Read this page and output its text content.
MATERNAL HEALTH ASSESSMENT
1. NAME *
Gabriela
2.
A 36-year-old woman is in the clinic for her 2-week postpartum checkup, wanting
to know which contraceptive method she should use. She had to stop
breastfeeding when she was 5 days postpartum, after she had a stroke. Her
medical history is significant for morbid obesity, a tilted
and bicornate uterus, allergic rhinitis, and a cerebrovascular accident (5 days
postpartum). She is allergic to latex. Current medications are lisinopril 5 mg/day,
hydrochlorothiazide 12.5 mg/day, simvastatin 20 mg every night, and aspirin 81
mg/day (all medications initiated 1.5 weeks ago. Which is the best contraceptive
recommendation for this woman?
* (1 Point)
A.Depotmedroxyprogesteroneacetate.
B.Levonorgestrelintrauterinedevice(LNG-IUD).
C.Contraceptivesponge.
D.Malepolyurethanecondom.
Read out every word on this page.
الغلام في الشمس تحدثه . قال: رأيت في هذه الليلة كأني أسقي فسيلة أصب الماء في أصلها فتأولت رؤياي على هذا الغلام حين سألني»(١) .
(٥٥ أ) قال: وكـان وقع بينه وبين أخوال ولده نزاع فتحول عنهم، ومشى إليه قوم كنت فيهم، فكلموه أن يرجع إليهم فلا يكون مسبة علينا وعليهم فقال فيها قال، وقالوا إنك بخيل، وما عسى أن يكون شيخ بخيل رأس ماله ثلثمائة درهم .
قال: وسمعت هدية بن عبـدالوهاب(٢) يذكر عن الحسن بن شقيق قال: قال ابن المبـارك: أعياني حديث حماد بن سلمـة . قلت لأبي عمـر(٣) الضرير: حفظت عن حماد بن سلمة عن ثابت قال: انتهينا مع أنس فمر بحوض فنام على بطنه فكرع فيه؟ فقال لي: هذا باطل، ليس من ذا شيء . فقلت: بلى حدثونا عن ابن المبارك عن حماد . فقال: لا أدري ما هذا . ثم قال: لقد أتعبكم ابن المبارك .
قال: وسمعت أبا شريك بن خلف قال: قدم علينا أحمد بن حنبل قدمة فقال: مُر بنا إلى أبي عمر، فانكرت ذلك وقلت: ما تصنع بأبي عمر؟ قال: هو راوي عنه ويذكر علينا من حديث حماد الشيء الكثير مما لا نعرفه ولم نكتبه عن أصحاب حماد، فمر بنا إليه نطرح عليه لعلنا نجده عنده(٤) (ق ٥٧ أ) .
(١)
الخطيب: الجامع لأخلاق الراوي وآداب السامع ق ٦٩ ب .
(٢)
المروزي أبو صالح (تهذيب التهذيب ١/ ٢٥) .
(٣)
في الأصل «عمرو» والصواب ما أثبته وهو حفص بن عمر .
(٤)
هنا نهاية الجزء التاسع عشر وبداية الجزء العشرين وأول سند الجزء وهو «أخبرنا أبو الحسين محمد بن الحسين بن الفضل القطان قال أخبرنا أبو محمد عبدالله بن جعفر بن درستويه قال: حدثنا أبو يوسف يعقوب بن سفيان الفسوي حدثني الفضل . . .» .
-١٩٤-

+===+

--- Challenge ---
Write out all the lines again, exactly as they are.

--- Correct result ---
Read this page and output its text content.
MATERNAL HEALTH ASSESSMENT
1. NAME *
Gabriela
2.
A 36-year-old woman is in the clinic for her 2-week postpartum checkup, wanting
to know which contraceptive method she should use. She had to stop
breastfeeding when she was 5 days postpartum, after she had a stroke. Her
medical history is significant for morbid obesity, a tilted
and bicornate uterus, allergic rhinitis, and a cerebrovascular accident (5 days
postpartum). She is allergic to latex. Current medications are lisinopril 5 mg/day,
hydrochlorothiazide 12.5 mg/day, simvastatin 20 mg every night, and aspirin 81
mg/day (all medications initiated 1.5 weeks ago. Which is the best contraceptive
recommendation for this woman?
* (1 Point)
A.Depotmedroxyprogesteroneacetate.
B.Levonorgestrelintrauterinedevice(LNG-IUD).
C.Contraceptivesponge.
D.Malepolyurethanecondom.
Read out every word on this page.
الغلام في الشمس تحدثه . قال: رأيت في هذه الليلة كأني أسقي فسيلة أصب الماء في أصلها فتأولت رؤياي على هذا الغلام حين سألني»(١) .
(٥٥ أ) قال: وكـان وقع بينه وبين أخوال ولده نزاع فتحول عنهم، ومشى إليه قوم كنت فيهم، فكلموه أن يرجع إليهم فلا يكون مسبة علينا وعليهم فقال فيها قال، وقالوا إنك بخيل، وما عسى أن يكون شيخ بخيل رأس ماله ثلثمائة درهم .
قال: وسمعت هدية بن عبـدالوهاب(٢) يذكر عن الحسن بن شقيق قال: قال ابن المبـارك: أعياني حديث حماد بن سلمـة . قلت لأبي عمـر(٣) الضرير: حفظت عن حماد بن سلمة عن ثابت قال: انتهينا مع أنس فمر بحوض فنام على بطنه فكرع فيه؟ فقال لي: هذا باطل، ليس من ذا شيء . فقلت: بلى حدثونا عن ابن المبارك عن حماد . فقال: لا أدري ما هذا . ثم قال: لقد أتعبكم ابن المبارك .
قال: وسمعت أبا شريك بن خلف قال: قدم علينا أحمد بن حنبل قدمة فقال: مُر بنا إلى أبي عمر، فانكرت ذلك وقلت: ما تصنع بأبي عمر؟ قال: هو راوي عنه ويذكر علينا من حديث حماد الشيء الكثير مما لا نعرفه ولم نكتبه عن أصحاب حماد، فمر بنا إليه نطرح عليه لعلنا نجده عنده(٤) (ق ٥٧ أ) .
(١)
الخطيب: الجامع لأخلاق الراوي وآداب السامع ق ٦٩ ب .
(٢)
المروزي أبو صالح (تهذيب التهذيب ١/ ٢٥) .
(٣)
في الأصل «عمرو» والصواب ما أثبته وهو حفص بن عمر .
(٤)
هنا نهاية الجزء التاسع عشر وبداية الجزء العشرين وأول سند الجزء وهو «أخبرنا أبو الحسين محمد بن الحسين بن الفضل القطان قال أخبرنا أبو محمد عبدالله بن جعفر بن درستويه قال: حدثنا أبو يوسف يعقوب بن سفيان الفسوي حدثني الفضل . . .» .
-١٩٤-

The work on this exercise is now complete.